[Task statement] Only the lines from the line containing "Read out every word on this page." to the end of the entries should be repeated, exactly as they appear.

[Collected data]
** BEGIN **
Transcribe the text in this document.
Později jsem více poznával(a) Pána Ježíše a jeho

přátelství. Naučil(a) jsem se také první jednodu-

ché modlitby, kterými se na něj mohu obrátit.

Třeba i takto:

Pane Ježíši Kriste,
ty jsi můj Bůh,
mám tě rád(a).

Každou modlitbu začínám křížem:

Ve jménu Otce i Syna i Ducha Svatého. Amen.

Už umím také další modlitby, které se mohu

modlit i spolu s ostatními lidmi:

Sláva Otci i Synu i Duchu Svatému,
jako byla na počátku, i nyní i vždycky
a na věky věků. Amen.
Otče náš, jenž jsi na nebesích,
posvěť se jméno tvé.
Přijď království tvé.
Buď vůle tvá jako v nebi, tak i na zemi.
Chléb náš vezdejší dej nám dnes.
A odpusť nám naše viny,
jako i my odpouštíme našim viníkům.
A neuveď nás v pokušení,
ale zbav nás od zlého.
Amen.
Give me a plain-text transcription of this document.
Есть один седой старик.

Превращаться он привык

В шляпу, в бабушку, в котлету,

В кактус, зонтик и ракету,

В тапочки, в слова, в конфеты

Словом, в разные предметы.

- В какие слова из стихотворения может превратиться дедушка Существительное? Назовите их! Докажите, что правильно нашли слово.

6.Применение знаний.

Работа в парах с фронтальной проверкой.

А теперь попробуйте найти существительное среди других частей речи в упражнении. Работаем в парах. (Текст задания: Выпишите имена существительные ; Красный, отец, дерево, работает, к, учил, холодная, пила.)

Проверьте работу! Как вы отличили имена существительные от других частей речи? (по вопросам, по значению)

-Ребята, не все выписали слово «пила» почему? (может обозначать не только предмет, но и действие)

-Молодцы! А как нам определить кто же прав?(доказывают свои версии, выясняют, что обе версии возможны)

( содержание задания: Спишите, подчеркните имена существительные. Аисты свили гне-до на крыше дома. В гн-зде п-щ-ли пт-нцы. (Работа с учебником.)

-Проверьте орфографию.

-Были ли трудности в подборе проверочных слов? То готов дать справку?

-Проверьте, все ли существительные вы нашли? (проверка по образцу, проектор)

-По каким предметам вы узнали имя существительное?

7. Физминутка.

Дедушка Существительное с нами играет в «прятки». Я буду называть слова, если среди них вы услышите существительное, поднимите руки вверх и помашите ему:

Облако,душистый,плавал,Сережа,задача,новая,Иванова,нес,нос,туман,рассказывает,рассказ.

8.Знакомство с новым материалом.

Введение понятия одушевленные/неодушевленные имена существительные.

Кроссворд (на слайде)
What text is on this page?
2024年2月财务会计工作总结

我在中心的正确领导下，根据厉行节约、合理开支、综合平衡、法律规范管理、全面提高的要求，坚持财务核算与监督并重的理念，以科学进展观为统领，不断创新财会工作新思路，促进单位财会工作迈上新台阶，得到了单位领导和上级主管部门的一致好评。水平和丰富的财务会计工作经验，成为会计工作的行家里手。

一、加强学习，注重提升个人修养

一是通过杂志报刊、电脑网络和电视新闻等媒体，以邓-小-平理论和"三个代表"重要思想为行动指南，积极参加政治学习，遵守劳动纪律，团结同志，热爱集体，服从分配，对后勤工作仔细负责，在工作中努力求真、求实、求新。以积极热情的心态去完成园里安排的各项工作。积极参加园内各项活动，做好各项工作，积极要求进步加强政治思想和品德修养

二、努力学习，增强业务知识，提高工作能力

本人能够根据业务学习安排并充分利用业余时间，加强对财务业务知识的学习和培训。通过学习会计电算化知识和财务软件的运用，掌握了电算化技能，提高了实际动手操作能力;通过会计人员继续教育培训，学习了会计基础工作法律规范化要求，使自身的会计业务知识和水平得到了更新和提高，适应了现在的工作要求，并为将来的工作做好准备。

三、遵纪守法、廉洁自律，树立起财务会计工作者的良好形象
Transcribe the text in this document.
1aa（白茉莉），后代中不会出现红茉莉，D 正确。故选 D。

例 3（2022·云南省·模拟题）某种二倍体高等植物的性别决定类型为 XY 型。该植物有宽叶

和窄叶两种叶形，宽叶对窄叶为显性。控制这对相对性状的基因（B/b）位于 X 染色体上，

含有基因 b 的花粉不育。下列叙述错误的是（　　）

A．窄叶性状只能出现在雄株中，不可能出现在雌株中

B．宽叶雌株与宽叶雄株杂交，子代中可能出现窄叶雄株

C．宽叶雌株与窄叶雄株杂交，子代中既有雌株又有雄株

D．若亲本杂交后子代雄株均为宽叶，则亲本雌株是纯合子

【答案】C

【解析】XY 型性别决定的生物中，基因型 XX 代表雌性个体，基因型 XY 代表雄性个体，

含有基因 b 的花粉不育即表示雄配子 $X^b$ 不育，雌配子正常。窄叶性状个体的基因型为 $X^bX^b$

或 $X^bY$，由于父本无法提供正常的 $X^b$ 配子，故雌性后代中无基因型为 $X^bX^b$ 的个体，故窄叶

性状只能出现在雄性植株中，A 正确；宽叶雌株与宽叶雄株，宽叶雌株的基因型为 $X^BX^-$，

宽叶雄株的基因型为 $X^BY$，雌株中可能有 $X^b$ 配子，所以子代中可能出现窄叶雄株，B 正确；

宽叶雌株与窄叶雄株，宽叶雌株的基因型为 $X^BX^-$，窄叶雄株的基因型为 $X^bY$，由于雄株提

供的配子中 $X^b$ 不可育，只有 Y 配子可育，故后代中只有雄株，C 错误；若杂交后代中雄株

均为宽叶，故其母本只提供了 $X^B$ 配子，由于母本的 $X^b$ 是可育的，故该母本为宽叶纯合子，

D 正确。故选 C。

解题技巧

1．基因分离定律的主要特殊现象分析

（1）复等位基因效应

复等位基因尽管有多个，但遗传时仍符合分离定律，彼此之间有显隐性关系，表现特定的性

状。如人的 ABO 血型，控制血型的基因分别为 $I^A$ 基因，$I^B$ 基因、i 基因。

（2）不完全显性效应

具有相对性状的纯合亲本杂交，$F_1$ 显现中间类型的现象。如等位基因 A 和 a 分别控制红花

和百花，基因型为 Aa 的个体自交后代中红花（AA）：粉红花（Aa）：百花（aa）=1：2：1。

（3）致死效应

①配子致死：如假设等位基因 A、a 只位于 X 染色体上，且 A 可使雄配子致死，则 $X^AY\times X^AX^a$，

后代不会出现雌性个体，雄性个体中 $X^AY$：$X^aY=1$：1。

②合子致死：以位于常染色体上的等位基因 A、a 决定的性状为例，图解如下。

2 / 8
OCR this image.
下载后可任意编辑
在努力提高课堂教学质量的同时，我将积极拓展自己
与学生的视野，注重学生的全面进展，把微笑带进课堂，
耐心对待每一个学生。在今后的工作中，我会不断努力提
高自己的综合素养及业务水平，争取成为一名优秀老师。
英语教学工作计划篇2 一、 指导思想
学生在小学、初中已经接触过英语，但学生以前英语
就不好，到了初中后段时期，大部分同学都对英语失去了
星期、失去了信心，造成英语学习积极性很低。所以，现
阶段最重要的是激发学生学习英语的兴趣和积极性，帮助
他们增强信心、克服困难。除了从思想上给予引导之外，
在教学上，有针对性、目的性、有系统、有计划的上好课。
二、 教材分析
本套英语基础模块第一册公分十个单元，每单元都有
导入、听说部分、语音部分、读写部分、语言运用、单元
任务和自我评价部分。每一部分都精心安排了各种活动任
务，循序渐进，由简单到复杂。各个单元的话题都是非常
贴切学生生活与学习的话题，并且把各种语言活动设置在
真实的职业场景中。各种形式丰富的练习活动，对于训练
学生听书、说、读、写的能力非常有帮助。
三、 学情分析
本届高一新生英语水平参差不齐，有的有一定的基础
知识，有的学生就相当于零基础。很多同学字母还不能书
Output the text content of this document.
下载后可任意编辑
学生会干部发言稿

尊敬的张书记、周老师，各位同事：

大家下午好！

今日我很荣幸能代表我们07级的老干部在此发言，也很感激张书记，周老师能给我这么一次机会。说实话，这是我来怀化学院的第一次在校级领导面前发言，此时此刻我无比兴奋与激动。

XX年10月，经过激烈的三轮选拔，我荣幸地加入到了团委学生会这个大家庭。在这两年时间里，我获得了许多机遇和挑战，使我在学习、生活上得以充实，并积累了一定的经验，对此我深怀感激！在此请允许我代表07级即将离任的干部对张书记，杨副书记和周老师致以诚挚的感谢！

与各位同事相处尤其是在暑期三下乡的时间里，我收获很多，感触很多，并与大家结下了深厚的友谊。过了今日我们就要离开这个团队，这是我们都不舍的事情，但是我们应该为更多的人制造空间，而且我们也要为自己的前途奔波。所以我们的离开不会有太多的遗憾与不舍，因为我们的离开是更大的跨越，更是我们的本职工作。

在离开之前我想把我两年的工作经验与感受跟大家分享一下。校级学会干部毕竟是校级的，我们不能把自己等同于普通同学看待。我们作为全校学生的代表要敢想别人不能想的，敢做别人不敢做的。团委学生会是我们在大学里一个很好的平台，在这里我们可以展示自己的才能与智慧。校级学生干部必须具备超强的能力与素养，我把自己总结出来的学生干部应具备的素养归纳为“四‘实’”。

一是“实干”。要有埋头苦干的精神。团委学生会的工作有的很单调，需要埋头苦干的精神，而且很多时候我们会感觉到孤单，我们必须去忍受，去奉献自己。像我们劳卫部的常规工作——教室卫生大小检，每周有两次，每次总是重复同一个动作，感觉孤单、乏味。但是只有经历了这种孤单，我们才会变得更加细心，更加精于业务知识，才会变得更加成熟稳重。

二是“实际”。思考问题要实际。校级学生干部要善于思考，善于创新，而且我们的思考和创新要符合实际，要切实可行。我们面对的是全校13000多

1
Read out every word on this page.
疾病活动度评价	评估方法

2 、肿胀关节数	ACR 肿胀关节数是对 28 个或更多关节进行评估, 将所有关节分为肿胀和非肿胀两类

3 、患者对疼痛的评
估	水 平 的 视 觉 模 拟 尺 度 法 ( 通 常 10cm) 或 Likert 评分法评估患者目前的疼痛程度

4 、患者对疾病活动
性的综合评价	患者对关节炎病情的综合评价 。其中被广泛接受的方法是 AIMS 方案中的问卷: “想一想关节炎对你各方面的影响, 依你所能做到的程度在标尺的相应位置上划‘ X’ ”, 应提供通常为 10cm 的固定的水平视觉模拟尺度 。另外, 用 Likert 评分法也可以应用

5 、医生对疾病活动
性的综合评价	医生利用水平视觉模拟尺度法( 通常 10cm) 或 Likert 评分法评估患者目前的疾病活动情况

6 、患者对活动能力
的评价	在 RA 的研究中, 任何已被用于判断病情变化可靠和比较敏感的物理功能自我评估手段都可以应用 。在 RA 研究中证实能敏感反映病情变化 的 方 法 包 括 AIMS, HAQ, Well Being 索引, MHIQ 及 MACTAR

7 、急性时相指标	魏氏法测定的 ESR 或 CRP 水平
** END **
[Problem solution]
Read out every word on this page.
疾病活动度评价	评估方法

2 、肿胀关节数	ACR 肿胀关节数是对 28 个或更多关节进行评估, 将所有关节分为肿胀和非肿胀两类

3 、患者对疼痛的评
估	水 平 的 视 觉 模 拟 尺 度 法 ( 通 常 10cm) 或 Likert 评分法评估患者目前的疼痛程度

4 、患者对疾病活动
性的综合评价	患者对关节炎病情的综合评价 。其中被广泛接受的方法是 AIMS 方案中的问卷: “想一想关节炎对你各方面的影响, 依你所能做到的程度在标尺的相应位置上划‘ X’ ”, 应提供通常为 10cm 的固定的水平视觉模拟尺度 。另外, 用 Likert 评分法也可以应用

5 、医生对疾病活动
性的综合评价	医生利用水平视觉模拟尺度法( 通常 10cm) 或 Likert 评分法评估患者目前的疾病活动情况

6 、患者对活动能力
的评价	在 RA 的研究中, 任何已被用于判断病情变化可靠和比较敏感的物理功能自我评估手段都可以应用 。在 RA 研究中证实能敏感反映病情变化 的 方 法 包 括 AIMS, HAQ, Well Being 索引, MHIQ 及 MACTAR

7 、急性时相指标	魏氏法测定的 ESR 或 CRP 水平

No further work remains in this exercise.